• _Written task_
In the listing below, locate the lines bearing the word "title". Copy every one of them.

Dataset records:
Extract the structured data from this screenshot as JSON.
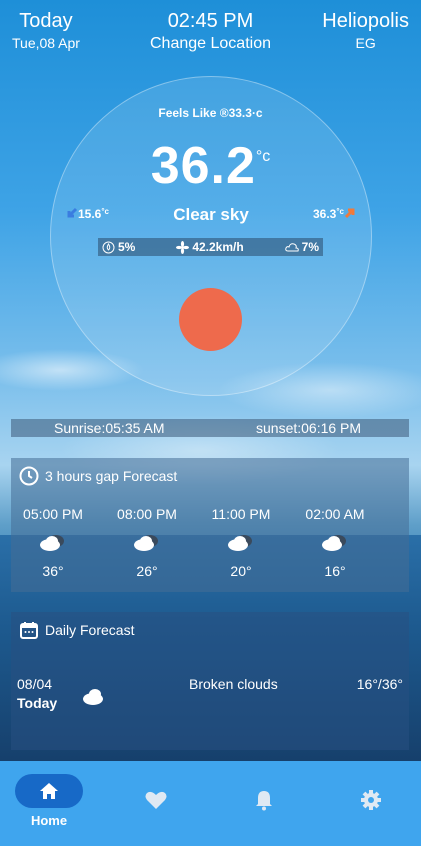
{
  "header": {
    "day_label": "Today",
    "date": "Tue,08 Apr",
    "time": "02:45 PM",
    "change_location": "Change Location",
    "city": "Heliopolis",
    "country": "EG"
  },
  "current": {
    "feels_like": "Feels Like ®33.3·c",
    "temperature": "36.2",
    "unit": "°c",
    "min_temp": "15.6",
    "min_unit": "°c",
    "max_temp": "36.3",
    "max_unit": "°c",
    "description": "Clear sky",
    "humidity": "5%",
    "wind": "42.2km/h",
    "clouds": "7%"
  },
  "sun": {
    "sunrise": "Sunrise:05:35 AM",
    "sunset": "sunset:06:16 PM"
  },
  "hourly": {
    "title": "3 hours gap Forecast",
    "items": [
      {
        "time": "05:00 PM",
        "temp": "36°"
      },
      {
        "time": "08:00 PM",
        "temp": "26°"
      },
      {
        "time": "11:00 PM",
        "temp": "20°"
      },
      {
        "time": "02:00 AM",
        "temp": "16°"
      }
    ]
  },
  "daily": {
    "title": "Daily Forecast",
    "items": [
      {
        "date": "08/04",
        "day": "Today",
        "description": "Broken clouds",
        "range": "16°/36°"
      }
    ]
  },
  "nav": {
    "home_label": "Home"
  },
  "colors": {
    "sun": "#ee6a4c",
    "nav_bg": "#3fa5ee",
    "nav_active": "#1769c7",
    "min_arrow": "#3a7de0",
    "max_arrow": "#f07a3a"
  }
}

• _Task response_
    "title": "3 hours gap Forecast",
    "title": "Daily Forecast",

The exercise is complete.